──────── Entries supplied
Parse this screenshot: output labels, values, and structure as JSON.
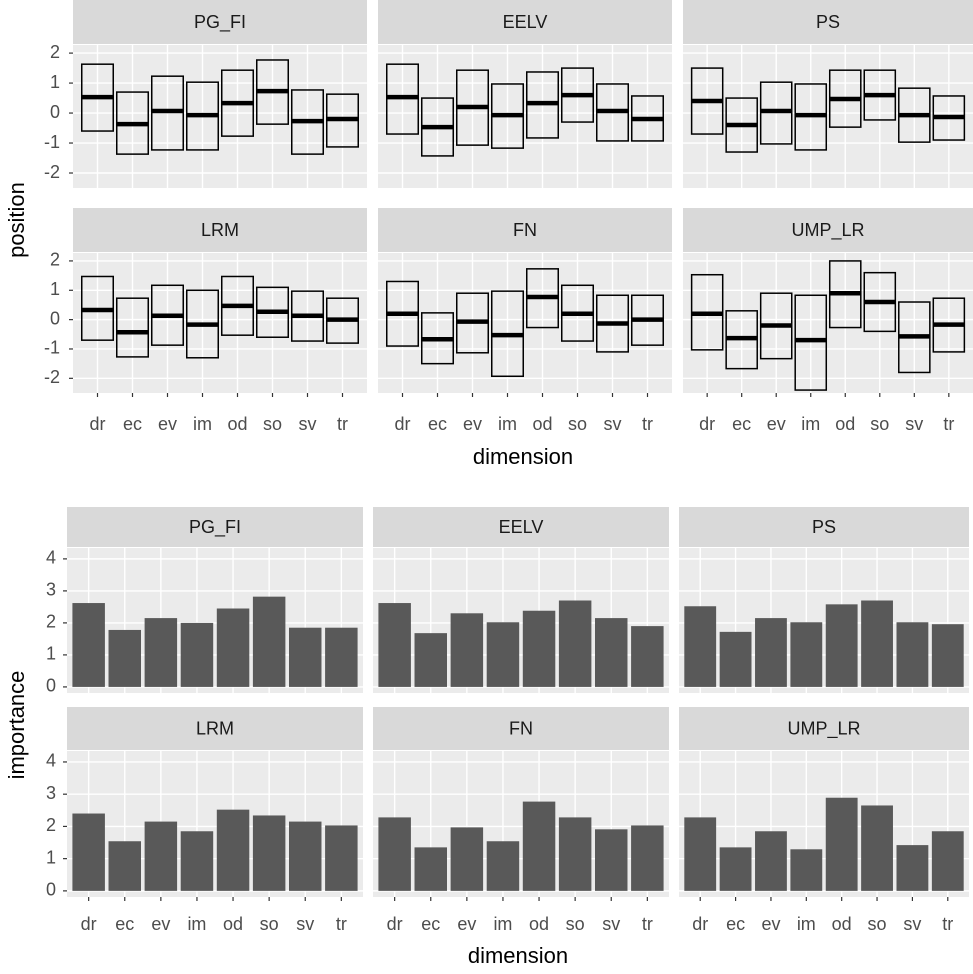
{
  "chart_data": [
    {
      "type": "crossbar",
      "xlabel": "dimension",
      "ylabel": "position",
      "color": "#000000",
      "grid": true,
      "categories": [
        "dr",
        "ec",
        "ev",
        "im",
        "od",
        "so",
        "sv",
        "tr"
      ],
      "ylim": [
        -2.5,
        2.27
      ],
      "yticks": [
        -2,
        -1,
        0,
        1,
        2
      ],
      "facets": [
        {
          "title": "PG_FI",
          "values": [
            0.53,
            -0.37,
            0.07,
            -0.07,
            0.33,
            0.73,
            -0.27,
            -0.2
          ],
          "lower": [
            -0.6,
            -1.37,
            -1.23,
            -1.23,
            -0.77,
            -0.37,
            -1.37,
            -1.13
          ],
          "upper": [
            1.63,
            0.7,
            1.23,
            1.03,
            1.43,
            1.77,
            0.77,
            0.63
          ]
        },
        {
          "title": "EELV",
          "values": [
            0.53,
            -0.47,
            0.2,
            -0.07,
            0.33,
            0.6,
            0.07,
            -0.2
          ],
          "lower": [
            -0.7,
            -1.43,
            -1.07,
            -1.17,
            -0.83,
            -0.3,
            -0.93,
            -0.93
          ],
          "upper": [
            1.63,
            0.5,
            1.43,
            0.97,
            1.37,
            1.5,
            0.97,
            0.57
          ]
        },
        {
          "title": "PS",
          "values": [
            0.4,
            -0.4,
            0.07,
            -0.07,
            0.47,
            0.6,
            -0.07,
            -0.13
          ],
          "lower": [
            -0.7,
            -1.3,
            -1.03,
            -1.23,
            -0.47,
            -0.23,
            -0.97,
            -0.9
          ],
          "upper": [
            1.5,
            0.5,
            1.03,
            0.97,
            1.43,
            1.43,
            0.83,
            0.57
          ]
        },
        {
          "title": "LRM",
          "values": [
            0.33,
            -0.43,
            0.13,
            -0.17,
            0.47,
            0.27,
            0.13,
            0
          ],
          "lower": [
            -0.7,
            -1.27,
            -0.87,
            -1.3,
            -0.53,
            -0.6,
            -0.73,
            -0.8
          ],
          "upper": [
            1.47,
            0.73,
            1.17,
            1.0,
            1.47,
            1.1,
            0.97,
            0.73
          ]
        },
        {
          "title": "FN",
          "values": [
            0.2,
            -0.67,
            -0.07,
            -0.53,
            0.77,
            0.2,
            -0.13,
            0
          ],
          "lower": [
            -0.9,
            -1.5,
            -1.13,
            -1.93,
            -0.27,
            -0.73,
            -1.1,
            -0.87
          ],
          "upper": [
            1.3,
            0.23,
            0.9,
            0.97,
            1.73,
            1.17,
            0.83,
            0.83
          ]
        },
        {
          "title": "UMP_LR",
          "values": [
            0.2,
            -0.63,
            -0.2,
            -0.7,
            0.9,
            0.6,
            -0.57,
            -0.17
          ],
          "lower": [
            -1.03,
            -1.67,
            -1.33,
            -2.4,
            -0.27,
            -0.4,
            -1.8,
            -1.1
          ],
          "upper": [
            1.53,
            0.3,
            0.9,
            0.83,
            2.0,
            1.6,
            0.6,
            0.73
          ]
        }
      ]
    },
    {
      "type": "bar",
      "xlabel": "dimension",
      "ylabel": "importance",
      "color": "#595959",
      "grid": true,
      "categories": [
        "dr",
        "ec",
        "ev",
        "im",
        "od",
        "so",
        "sv",
        "tr"
      ],
      "ylim": [
        -0.19,
        4.34
      ],
      "yticks": [
        0,
        1,
        2,
        3,
        4
      ],
      "facets": [
        {
          "title": "PG_FI",
          "values": [
            2.62,
            1.78,
            2.15,
            2.0,
            2.45,
            2.82,
            1.85,
            1.85
          ]
        },
        {
          "title": "EELV",
          "values": [
            2.62,
            1.68,
            2.3,
            2.02,
            2.38,
            2.7,
            2.15,
            1.9
          ]
        },
        {
          "title": "PS",
          "values": [
            2.52,
            1.72,
            2.15,
            2.02,
            2.58,
            2.7,
            2.02,
            1.96
          ]
        },
        {
          "title": "LRM",
          "values": [
            2.4,
            1.54,
            2.15,
            1.85,
            2.52,
            2.34,
            2.15,
            2.03
          ]
        },
        {
          "title": "FN",
          "values": [
            2.28,
            1.35,
            1.97,
            1.54,
            2.77,
            2.28,
            1.91,
            2.03
          ]
        },
        {
          "title": "UMP_LR",
          "values": [
            2.28,
            1.35,
            1.85,
            1.29,
            2.89,
            2.65,
            1.42,
            1.85
          ]
        }
      ]
    }
  ]
}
────────────────
• What is required
Copy out every line of the data that includes the word "ylabel".

• Output for this task
      "ylabel": "position",
      "ylabel": "importance",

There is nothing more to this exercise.